Hands-On Exercise

Run a free local topic model and interpret the results

This exercise is for students with no prior coding experience.

Students will download the original dataset, use the provided scripts and reference outputs, and run a 10% BERTopic sample on their own computer.

What Students Will Make

By the end, students will have:

  • a spreadsheet of topic labels
  • a spreadsheet showing which passage belongs to which topic
  • a review table with topic labels, top words, years, and contributing documents
  • a short interpretation of what the topics and charts suggest

How This Setup Works

There are two pieces:

  1. Original dataset: downloaded from the original Documenting the American South website.
  2. Project files: scripts, instructions, and reference results.

Download the original dataset separately so the source of the texts and citation information are clear.

Reference outputs vs. your outputs

The repository already contains a complete set of pre-generated results in:

outputs/bertopic_sample_nomic_sensitive_lemmatized/

Do not write to that folder. It contains the reference run used to build the charts and download links on this site. You can use those files to compare against your own results.

WHAT YOU NEED TO DO:
(A) Please decide whether each statement agrees with the topic model exercise above, answering yes or no and quoting the exact words of the exercise that settle it: (i) The exercise is intended for students who have never coded before. (ii) Students will run BERTopic on the entire dataset on their own computer. (iii) Students should save their own results in the outputs/bertopic_sample_nomic_sensitive_lemmatized/ folder.
(B) Write the next part of the topic model exercise, picking up after its final sentence.
The listing comes from a separate source, not from the topic model exercise.

DATASET ENTRIES:

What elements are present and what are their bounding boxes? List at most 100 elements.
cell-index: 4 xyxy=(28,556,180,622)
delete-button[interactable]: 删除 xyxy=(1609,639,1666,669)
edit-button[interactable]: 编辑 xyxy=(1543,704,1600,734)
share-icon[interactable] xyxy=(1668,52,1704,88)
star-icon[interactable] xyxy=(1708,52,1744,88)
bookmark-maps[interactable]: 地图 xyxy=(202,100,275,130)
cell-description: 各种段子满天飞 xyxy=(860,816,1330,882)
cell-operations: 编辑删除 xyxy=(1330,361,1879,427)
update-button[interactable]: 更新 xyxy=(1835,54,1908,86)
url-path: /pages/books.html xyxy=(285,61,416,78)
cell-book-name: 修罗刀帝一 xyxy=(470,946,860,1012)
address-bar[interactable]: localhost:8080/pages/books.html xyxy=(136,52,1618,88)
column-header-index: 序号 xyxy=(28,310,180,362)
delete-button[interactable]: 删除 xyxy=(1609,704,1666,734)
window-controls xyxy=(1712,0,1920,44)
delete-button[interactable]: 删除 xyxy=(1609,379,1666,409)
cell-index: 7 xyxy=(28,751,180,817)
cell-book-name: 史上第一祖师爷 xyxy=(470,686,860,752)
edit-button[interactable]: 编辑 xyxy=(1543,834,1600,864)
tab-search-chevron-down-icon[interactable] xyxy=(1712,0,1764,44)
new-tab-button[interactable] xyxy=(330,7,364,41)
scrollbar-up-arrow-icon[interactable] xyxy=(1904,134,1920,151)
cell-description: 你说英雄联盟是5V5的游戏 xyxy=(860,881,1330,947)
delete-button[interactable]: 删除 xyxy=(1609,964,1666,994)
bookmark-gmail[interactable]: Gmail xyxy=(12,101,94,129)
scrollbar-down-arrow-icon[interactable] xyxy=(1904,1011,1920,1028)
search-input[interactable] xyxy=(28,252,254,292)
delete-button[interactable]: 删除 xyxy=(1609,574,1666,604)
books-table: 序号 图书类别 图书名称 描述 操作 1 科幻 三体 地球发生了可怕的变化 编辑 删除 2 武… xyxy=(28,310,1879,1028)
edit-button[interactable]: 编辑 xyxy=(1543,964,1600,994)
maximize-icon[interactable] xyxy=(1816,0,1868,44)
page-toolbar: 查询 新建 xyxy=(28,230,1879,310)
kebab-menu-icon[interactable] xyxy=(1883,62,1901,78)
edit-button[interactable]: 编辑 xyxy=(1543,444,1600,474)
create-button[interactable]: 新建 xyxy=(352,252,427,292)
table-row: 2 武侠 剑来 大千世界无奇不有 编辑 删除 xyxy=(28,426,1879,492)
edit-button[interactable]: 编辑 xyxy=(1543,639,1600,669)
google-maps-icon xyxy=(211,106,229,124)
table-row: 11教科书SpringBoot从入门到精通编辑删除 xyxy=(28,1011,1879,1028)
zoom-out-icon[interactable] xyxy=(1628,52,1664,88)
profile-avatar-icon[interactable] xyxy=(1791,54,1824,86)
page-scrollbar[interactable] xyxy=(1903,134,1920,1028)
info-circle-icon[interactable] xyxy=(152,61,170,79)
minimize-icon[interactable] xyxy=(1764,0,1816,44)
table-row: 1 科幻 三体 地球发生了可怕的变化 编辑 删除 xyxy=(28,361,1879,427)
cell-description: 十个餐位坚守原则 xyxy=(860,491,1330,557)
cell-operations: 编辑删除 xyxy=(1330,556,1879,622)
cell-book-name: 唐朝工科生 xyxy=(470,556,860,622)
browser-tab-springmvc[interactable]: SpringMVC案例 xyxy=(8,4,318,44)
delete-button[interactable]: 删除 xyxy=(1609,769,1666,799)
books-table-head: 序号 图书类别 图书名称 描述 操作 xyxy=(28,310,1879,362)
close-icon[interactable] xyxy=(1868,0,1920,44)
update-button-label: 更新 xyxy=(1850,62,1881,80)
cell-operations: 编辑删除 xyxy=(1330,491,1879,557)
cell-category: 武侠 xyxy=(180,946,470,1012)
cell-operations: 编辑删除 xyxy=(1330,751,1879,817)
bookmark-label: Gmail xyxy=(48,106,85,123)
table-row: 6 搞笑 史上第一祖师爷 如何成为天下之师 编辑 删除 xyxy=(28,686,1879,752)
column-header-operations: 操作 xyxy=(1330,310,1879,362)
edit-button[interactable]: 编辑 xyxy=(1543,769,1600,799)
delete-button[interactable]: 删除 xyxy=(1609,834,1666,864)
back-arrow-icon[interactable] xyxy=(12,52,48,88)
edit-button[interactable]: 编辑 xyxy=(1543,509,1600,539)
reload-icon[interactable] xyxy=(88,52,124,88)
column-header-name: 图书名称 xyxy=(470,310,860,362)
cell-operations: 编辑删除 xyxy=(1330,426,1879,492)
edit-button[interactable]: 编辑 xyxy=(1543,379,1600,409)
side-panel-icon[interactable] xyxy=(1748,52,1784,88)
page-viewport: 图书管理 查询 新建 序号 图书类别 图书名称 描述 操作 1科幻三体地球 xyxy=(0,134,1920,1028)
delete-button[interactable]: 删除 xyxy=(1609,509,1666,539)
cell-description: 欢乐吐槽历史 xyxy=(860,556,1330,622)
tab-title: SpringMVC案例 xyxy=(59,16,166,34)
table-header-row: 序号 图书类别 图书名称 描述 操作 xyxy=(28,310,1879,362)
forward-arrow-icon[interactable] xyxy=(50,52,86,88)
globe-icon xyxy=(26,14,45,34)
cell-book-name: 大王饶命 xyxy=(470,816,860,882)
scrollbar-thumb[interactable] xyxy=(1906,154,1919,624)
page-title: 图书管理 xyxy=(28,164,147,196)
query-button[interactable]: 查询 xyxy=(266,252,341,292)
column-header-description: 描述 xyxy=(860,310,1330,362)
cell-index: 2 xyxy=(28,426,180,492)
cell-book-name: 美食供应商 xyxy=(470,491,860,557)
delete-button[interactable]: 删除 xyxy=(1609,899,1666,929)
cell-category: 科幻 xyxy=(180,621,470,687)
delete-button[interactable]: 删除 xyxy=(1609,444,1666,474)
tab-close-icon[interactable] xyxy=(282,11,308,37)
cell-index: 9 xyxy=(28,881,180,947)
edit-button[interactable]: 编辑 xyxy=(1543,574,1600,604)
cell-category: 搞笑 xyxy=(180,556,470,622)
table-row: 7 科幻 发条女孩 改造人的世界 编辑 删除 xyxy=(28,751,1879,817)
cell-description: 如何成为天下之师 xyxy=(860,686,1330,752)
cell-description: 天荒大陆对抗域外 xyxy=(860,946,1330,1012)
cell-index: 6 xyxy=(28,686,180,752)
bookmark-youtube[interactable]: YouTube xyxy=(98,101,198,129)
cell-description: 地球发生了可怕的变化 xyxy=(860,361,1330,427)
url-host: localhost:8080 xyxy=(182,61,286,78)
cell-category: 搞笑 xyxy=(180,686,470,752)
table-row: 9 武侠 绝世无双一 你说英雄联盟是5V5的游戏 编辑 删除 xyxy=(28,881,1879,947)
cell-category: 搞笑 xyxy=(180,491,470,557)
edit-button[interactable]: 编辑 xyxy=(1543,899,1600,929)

RESULTS IN ORDER:
(A)
(i) Yes: "This exercise is for students with no prior coding experience."
(ii) No: "run a 10% BERTopic sample on their own computer."
(iii) No: "Do not write to that folder."

(B)
When you run the scripts in this exercise, your results will go to a separate folder:

outputs/my_run/

Keep these two folders separate so you can always compare your results to the reference.

Reminder: All commands in this exercise must be run from inside the project folder (topic-modeling-slave-narratives/). Open a terminal there before running anything — see Open a Terminal below. Your CSV results and HTML charts will appear in outputs/my_run/ when the scripts finish.

Download the Original Dataset

Go to the Documenting the American South North American Slave Narratives collection:

https://docsouth.unc.edu/neh/

Download the North American Slave Narratives data package from the collection page.

After downloading, unzip the data. The dataset should include:

data/texts
data/xml
data/toc.csv
data/readme.txt

The scripts expect the dataset’s data folder to be inside the same main project folder as the scripts.

Get the GitHub Repository

The scripts and reference outputs are in this GitHub repository:

https://github.com/jinghanlib/topic-modeling-slave-narratives

Option A — Download as ZIP (no Git required):

Go to the repository page, click the green Code button, choose Download ZIP, and unzip the downloaded file somewhere on your computer.

Option B — Clone with Git:

If you have Git installed, open a terminal and run:

git clone https://github.com/jinghanlib/topic-modeling-slave-narratives.git

Then copy or move the downloaded dataset’s data folder into the repository folder.

Your project folder should look like this:

topic-modeling-slave-narratives/
  data/
    texts/
    xml/
    toc.csv
  scripts/
    run_bertopic_sample.py
    visualize_topic_metadata.py
  instructions/
  outputs/
  requirements.txt

Local Compute: What It Means

This exercise runs on the student’s own computer.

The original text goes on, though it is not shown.